Exercise task: Whenever a line contains the string "Nije", copy it out of the entries.

[A run of records]
━━━━

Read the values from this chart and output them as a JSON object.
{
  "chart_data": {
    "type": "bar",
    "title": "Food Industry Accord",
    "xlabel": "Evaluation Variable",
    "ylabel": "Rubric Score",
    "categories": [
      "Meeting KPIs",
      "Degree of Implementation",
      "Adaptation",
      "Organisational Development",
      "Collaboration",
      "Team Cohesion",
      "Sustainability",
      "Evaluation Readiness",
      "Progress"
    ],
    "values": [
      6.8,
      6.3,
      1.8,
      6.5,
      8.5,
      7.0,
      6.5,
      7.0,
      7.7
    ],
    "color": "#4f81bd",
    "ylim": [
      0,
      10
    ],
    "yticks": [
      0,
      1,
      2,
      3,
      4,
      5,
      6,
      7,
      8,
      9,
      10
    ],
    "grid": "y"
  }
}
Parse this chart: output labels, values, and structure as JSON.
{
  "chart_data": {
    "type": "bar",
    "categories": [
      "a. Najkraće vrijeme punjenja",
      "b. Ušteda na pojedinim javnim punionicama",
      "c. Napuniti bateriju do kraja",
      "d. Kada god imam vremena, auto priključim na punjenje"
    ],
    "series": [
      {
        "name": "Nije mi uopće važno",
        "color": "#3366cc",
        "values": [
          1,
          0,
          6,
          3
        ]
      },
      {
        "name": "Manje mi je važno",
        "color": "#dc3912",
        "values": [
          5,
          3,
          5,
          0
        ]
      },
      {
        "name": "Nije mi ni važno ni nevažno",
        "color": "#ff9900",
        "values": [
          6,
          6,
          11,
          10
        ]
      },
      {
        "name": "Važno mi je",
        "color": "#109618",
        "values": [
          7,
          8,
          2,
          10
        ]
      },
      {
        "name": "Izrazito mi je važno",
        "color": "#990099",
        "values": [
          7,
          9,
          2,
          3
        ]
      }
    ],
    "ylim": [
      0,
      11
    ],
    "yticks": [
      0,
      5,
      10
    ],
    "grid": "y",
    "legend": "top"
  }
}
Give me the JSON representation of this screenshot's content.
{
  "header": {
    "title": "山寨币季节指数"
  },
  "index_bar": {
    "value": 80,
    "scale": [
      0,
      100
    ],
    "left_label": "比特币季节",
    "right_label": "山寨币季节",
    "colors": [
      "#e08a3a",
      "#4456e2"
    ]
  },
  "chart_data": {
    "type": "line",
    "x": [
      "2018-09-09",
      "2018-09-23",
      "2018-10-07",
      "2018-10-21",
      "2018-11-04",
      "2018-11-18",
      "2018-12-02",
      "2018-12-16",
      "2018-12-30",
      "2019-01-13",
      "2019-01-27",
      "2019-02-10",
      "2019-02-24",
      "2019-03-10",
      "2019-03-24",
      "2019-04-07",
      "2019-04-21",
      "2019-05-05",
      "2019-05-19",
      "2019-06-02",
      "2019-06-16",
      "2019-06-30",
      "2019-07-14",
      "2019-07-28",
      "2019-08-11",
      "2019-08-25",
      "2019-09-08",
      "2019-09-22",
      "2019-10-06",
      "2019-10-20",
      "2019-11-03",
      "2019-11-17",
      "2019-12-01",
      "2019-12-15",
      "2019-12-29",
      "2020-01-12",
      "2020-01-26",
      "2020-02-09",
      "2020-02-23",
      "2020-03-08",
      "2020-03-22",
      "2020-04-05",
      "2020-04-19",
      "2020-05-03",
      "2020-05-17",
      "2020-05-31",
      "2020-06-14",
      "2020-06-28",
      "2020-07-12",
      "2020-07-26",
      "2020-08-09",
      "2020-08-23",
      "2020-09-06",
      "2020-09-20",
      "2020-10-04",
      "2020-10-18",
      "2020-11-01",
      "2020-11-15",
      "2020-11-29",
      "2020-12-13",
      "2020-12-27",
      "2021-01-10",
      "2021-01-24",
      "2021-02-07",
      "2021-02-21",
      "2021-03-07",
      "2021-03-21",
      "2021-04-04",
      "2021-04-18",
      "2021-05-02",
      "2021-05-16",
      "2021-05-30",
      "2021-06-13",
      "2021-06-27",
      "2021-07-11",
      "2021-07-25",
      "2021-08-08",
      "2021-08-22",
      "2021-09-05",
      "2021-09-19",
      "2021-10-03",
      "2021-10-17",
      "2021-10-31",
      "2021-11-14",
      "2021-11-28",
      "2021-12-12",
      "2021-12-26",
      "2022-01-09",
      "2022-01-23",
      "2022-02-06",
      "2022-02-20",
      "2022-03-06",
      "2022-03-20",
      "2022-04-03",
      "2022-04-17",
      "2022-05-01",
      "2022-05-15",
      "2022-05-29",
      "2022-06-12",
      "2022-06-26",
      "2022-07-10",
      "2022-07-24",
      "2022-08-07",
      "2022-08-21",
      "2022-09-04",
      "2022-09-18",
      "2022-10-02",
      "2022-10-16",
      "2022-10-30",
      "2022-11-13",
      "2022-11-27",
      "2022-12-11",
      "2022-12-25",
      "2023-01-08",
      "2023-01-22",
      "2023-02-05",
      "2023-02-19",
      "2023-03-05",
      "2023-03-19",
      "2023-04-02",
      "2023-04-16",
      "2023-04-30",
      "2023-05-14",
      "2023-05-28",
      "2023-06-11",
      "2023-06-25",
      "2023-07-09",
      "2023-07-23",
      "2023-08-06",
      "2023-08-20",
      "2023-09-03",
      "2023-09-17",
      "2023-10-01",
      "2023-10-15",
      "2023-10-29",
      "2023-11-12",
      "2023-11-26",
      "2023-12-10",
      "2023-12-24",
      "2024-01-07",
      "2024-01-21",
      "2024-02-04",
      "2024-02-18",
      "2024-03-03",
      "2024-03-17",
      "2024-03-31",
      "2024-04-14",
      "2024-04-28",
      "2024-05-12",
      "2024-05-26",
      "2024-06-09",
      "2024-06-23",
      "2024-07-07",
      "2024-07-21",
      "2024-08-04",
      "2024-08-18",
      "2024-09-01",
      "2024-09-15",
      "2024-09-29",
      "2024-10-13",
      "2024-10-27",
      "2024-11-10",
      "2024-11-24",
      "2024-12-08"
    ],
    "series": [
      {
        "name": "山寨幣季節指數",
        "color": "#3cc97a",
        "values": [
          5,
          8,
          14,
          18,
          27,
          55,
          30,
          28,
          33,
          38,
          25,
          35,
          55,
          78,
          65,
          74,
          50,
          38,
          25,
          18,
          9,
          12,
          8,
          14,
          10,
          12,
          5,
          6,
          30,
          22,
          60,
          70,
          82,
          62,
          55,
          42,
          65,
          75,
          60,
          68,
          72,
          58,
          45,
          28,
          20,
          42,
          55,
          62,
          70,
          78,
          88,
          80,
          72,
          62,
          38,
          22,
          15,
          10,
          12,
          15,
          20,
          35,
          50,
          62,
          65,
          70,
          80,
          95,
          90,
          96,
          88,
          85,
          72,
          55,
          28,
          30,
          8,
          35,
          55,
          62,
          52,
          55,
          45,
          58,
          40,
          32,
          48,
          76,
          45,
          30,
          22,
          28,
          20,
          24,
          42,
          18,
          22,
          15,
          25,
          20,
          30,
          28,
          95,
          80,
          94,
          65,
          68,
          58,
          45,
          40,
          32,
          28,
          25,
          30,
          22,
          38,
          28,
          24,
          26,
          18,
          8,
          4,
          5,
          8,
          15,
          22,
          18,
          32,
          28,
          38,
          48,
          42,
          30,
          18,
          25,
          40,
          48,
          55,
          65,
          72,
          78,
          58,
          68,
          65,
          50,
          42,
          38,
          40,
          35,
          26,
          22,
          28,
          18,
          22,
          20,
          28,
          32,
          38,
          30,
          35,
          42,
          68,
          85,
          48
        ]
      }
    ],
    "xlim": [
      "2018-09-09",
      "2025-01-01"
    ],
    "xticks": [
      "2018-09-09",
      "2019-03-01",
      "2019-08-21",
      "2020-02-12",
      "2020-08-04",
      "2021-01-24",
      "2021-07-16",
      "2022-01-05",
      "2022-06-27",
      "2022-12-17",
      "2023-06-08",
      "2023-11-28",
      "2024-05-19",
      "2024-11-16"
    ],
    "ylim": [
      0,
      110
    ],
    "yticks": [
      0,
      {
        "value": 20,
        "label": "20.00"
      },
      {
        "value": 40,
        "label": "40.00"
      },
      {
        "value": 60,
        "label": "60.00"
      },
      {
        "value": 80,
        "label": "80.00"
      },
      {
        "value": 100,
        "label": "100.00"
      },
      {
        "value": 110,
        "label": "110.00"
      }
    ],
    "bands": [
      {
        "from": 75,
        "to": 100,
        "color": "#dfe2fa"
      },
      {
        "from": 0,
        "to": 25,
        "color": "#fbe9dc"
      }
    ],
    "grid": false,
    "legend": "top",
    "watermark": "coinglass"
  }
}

━━━━

Full solution:
        "name": "Nije mi uopće važno",
        "name": "Nije mi ni važno ni nevažno",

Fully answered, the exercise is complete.